*WRITTEN EXERCISE*
Please quote every line word for word.
┄┄┄┄┄┄┄┄┄┄┄┄┄┄┄┄┄┄┄┄
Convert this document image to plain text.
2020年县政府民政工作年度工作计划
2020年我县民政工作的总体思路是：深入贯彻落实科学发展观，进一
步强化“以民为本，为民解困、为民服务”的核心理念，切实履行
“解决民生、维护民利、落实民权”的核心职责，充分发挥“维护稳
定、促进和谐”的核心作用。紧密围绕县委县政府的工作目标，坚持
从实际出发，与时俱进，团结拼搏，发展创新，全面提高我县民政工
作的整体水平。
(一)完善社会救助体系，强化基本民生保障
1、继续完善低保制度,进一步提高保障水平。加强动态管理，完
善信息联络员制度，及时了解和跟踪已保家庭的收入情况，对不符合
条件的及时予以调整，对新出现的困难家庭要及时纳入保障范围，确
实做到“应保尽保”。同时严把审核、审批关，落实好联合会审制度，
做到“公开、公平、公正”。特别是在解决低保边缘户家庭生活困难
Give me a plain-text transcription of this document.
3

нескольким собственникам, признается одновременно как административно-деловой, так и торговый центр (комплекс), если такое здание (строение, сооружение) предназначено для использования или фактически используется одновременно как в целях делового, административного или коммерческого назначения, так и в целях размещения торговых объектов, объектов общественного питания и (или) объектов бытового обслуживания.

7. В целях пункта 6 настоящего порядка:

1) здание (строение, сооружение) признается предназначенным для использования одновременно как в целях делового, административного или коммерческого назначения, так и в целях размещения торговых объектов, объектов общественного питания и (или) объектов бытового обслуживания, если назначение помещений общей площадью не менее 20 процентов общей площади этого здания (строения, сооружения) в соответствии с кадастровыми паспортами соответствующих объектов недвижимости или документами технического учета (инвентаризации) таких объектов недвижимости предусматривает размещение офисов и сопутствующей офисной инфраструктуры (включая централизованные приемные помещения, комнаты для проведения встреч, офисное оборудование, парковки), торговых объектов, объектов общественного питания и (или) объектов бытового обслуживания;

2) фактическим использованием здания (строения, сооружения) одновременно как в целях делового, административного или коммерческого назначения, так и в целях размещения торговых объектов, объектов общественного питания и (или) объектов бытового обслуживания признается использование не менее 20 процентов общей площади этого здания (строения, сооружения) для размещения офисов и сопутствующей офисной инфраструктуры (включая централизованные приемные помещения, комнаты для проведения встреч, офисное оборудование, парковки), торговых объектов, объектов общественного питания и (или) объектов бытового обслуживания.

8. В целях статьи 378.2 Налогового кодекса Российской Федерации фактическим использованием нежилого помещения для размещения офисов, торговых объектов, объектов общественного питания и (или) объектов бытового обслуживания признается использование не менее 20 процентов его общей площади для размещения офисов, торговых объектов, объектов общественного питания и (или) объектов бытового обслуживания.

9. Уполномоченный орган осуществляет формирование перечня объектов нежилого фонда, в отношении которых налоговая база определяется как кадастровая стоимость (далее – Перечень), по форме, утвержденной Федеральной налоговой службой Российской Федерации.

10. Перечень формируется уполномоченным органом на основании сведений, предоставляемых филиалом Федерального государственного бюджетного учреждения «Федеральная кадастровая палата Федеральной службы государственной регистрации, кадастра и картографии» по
┄┄┄┄┄┄┄┄┄┄┄┄┄┄┄┄┄┄┄┄
*EXERCISE RESULT*
Convert this document image to plain text.
2020年县政府民政工作年度工作计划
2020年我县民政工作的总体思路是：深入贯彻落实科学发展观，进一
步强化“以民为本，为民解困、为民服务”的核心理念，切实履行
“解决民生、维护民利、落实民权”的核心职责，充分发挥“维护稳
定、促进和谐”的核心作用。紧密围绕县委县政府的工作目标，坚持
从实际出发，与时俱进，团结拼搏，发展创新，全面提高我县民政工
作的整体水平。
(一)完善社会救助体系，强化基本民生保障
1、继续完善低保制度,进一步提高保障水平。加强动态管理，完
善信息联络员制度，及时了解和跟踪已保家庭的收入情况，对不符合
条件的及时予以调整，对新出现的困难家庭要及时纳入保障范围，确
实做到“应保尽保”。同时严把审核、审批关，落实好联合会审制度，
做到“公开、公平、公正”。特别是在解决低保边缘户家庭生活困难
Give me a plain-text transcription of this document.
3

нескольким собственникам, признается одновременно как административно-деловой, так и торговый центр (комплекс), если такое здание (строение, сооружение) предназначено для использования или фактически используется одновременно как в целях делового, административного или коммерческого назначения, так и в целях размещения торговых объектов, объектов общественного питания и (или) объектов бытового обслуживания.

7. В целях пункта 6 настоящего порядка:

1) здание (строение, сооружение) признается предназначенным для использования одновременно как в целях делового, административного или коммерческого назначения, так и в целях размещения торговых объектов, объектов общественного питания и (или) объектов бытового обслуживания, если назначение помещений общей площадью не менее 20 процентов общей площади этого здания (строения, сооружения) в соответствии с кадастровыми паспортами соответствующих объектов недвижимости или документами технического учета (инвентаризации) таких объектов недвижимости предусматривает размещение офисов и сопутствующей офисной инфраструктуры (включая централизованные приемные помещения, комнаты для проведения встреч, офисное оборудование, парковки), торговых объектов, объектов общественного питания и (или) объектов бытового обслуживания;

2) фактическим использованием здания (строения, сооружения) одновременно как в целях делового, административного или коммерческого назначения, так и в целях размещения торговых объектов, объектов общественного питания и (или) объектов бытового обслуживания признается использование не менее 20 процентов общей площади этого здания (строения, сооружения) для размещения офисов и сопутствующей офисной инфраструктуры (включая централизованные приемные помещения, комнаты для проведения встреч, офисное оборудование, парковки), торговых объектов, объектов общественного питания и (или) объектов бытового обслуживания.

8. В целях статьи 378.2 Налогового кодекса Российской Федерации фактическим использованием нежилого помещения для размещения офисов, торговых объектов, объектов общественного питания и (или) объектов бытового обслуживания признается использование не менее 20 процентов его общей площади для размещения офисов, торговых объектов, объектов общественного питания и (или) объектов бытового обслуживания.

9. Уполномоченный орган осуществляет формирование перечня объектов нежилого фонда, в отношении которых налоговая база определяется как кадастровая стоимость (далее – Перечень), по форме, утвержденной Федеральной налоговой службой Российской Федерации.

10. Перечень формируется уполномоченным органом на основании сведений, предоставляемых филиалом Федерального государственного бюджетного учреждения «Федеральная кадастровая палата Федеральной службы государственной регистрации, кадастра и картографии» по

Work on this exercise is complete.